• [Set exercise]: Give back the full listing verbatim, apart from its images.
═════ Provided records
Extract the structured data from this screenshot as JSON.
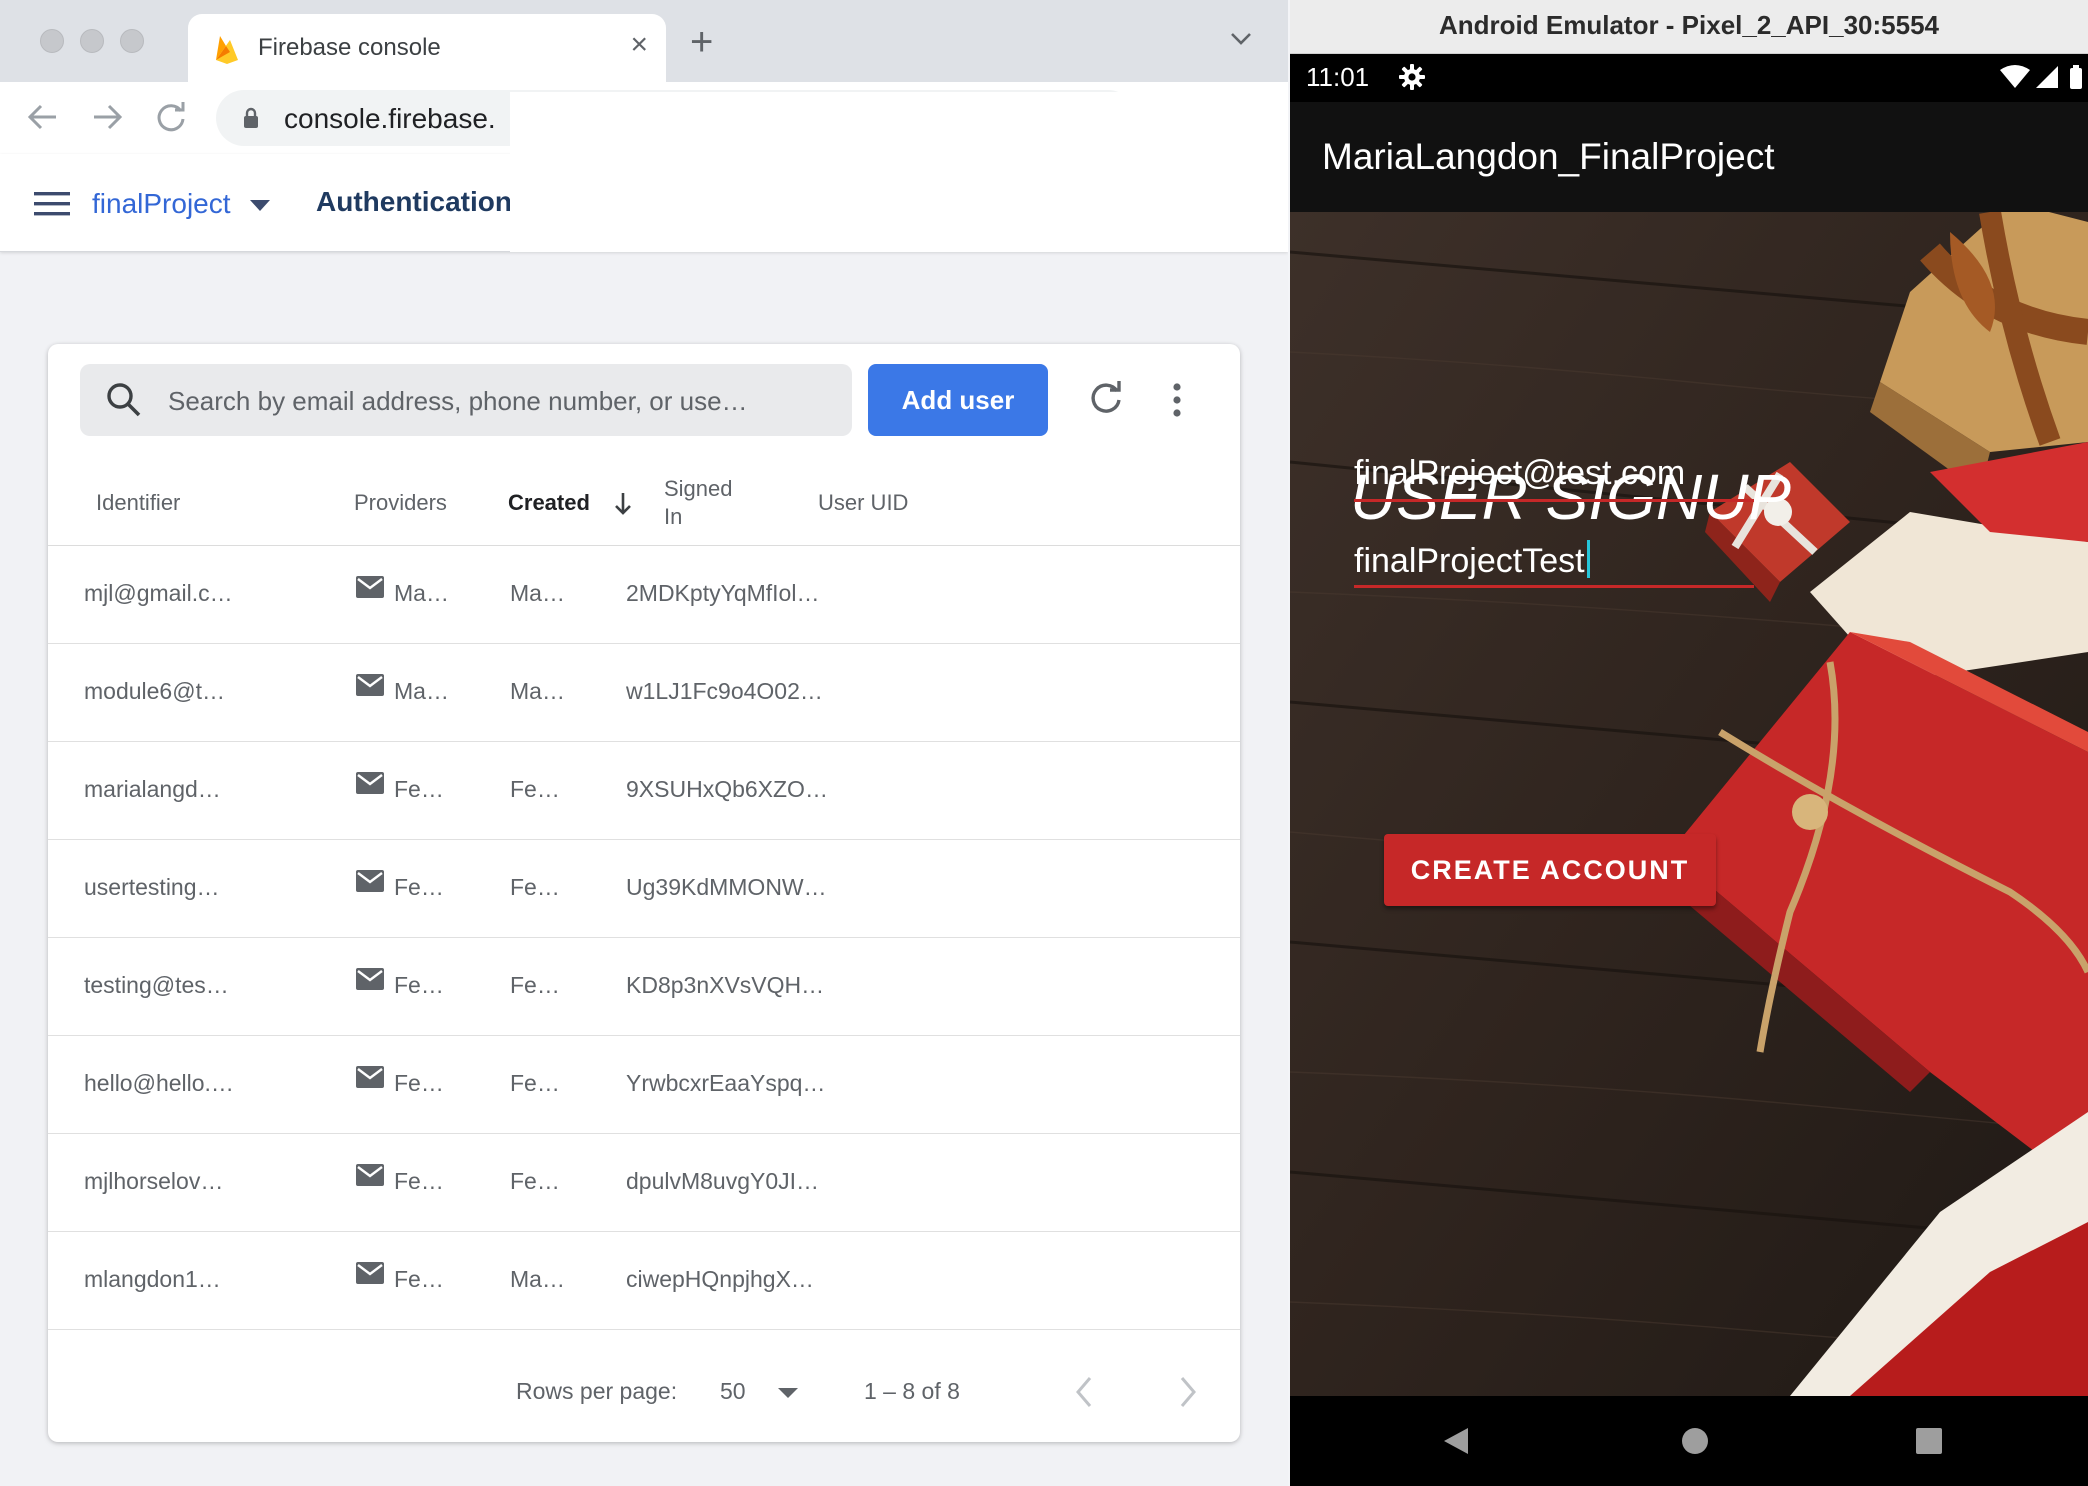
{
  "browser": {
    "tab_title": "Firebase console",
    "url": "console.firebase.",
    "project_name": "finalProject",
    "section": "Authentication"
  },
  "users": {
    "search_placeholder": "Search by email address, phone number, or use…",
    "add_user_label": "Add user",
    "columns": {
      "identifier": "Identifier",
      "providers": "Providers",
      "created": "Created",
      "signed_in_1": "Signed",
      "signed_in_2": "In",
      "uid": "User UID"
    },
    "rows": [
      {
        "identifier": "mjl@gmail.c…",
        "created": "Ma…",
        "signed_in": "Ma…",
        "uid": "2MDKptyYqMfIol…"
      },
      {
        "identifier": "module6@t…",
        "created": "Ma…",
        "signed_in": "Ma…",
        "uid": "w1LJ1Fc9o4O02…"
      },
      {
        "identifier": "marialangd…",
        "created": "Fe…",
        "signed_in": "Fe…",
        "uid": "9XSUHxQb6XZO…"
      },
      {
        "identifier": "usertesting…",
        "created": "Fe…",
        "signed_in": "Fe…",
        "uid": "Ug39KdMMONW…"
      },
      {
        "identifier": "testing@tes…",
        "created": "Fe…",
        "signed_in": "Fe…",
        "uid": "KD8p3nXVsVQH…"
      },
      {
        "identifier": "hello@hello.…",
        "created": "Fe…",
        "signed_in": "Fe…",
        "uid": "YrwbcxrEaaYspq…"
      },
      {
        "identifier": "mjlhorselov…",
        "created": "Fe…",
        "signed_in": "Fe…",
        "uid": "dpulvM8uvgY0JI…"
      },
      {
        "identifier": "mlangdon1…",
        "created": "Fe…",
        "signed_in": "Ma…",
        "uid": "ciwepHQnpjhgX…"
      }
    ],
    "pagination": {
      "rows_per_page_label": "Rows per page:",
      "rows_per_page": "50",
      "range": "1 – 8 of 8"
    }
  },
  "emulator": {
    "window_title": "Android Emulator - Pixel_2_API_30:5554",
    "time": "11:01",
    "app_title": "MariaLangdon_FinalProject",
    "signup_title": "USER SIGNUP",
    "email_value": "finalProject@test.com",
    "password_value": "finalProjectTest",
    "create_button": "CREATE ACCOUNT"
  },
  "icons": {
    "favicon": "firebase-flame-icon",
    "provider": "email-envelope-icon",
    "search": "search-icon",
    "refresh": "refresh-icon",
    "more": "more-vert-icon"
  },
  "colors": {
    "primary_button": "#3b78e7",
    "android_accent": "#c62828",
    "cursor": "#26c6da"
  }
}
══════════
• [Written solution]:
Extract the structured data from this screenshot as JSON.
{
  "browser": {
    "tab_title": "Firebase console",
    "url": "console.firebase.",
    "project_name": "finalProject",
    "section": "Authentication"
  },
  "users": {
    "search_placeholder": "Search by email address, phone number, or use…",
    "add_user_label": "Add user",
    "columns": {
      "identifier": "Identifier",
      "providers": "Providers",
      "created": "Created",
      "signed_in_1": "Signed",
      "signed_in_2": "In",
      "uid": "User UID"
    },
    "rows": [
      {
        "identifier": "mjl@gmail.c…",
        "created": "Ma…",
        "signed_in": "Ma…",
        "uid": "2MDKptyYqMfIol…"
      },
      {
        "identifier": "module6@t…",
        "created": "Ma…",
        "signed_in": "Ma…",
        "uid": "w1LJ1Fc9o4O02…"
      },
      {
        "identifier": "marialangd…",
        "created": "Fe…",
        "signed_in": "Fe…",
        "uid": "9XSUHxQb6XZO…"
      },
      {
        "identifier": "usertesting…",
        "created": "Fe…",
        "signed_in": "Fe…",
        "uid": "Ug39KdMMONW…"
      },
      {
        "identifier": "testing@tes…",
        "created": "Fe…",
        "signed_in": "Fe…",
        "uid": "KD8p3nXVsVQH…"
      },
      {
        "identifier": "hello@hello.…",
        "created": "Fe…",
        "signed_in": "Fe…",
        "uid": "YrwbcxrEaaYspq…"
      },
      {
        "identifier": "mjlhorselov…",
        "created": "Fe…",
        "signed_in": "Fe…",
        "uid": "dpulvM8uvgY0JI…"
      },
      {
        "identifier": "mlangdon1…",
        "created": "Fe…",
        "signed_in": "Ma…",
        "uid": "ciwepHQnpjhgX…"
      }
    ],
    "pagination": {
      "rows_per_page_label": "Rows per page:",
      "rows_per_page": "50",
      "range": "1 – 8 of 8"
    }
  },
  "emulator": {
    "window_title": "Android Emulator - Pixel_2_API_30:5554",
    "time": "11:01",
    "app_title": "MariaLangdon_FinalProject",
    "signup_title": "USER SIGNUP",
    "email_value": "finalProject@test.com",
    "password_value": "finalProjectTest",
    "create_button": "CREATE ACCOUNT"
  },
  "icons": {
    "favicon": "firebase-flame-icon",
    "provider": "email-envelope-icon",
    "search": "search-icon",
    "refresh": "refresh-icon",
    "more": "more-vert-icon"
  },
  "colors": {
    "primary_button": "#3b78e7",
    "android_accent": "#c62828",
    "cursor": "#26c6da"
  }
}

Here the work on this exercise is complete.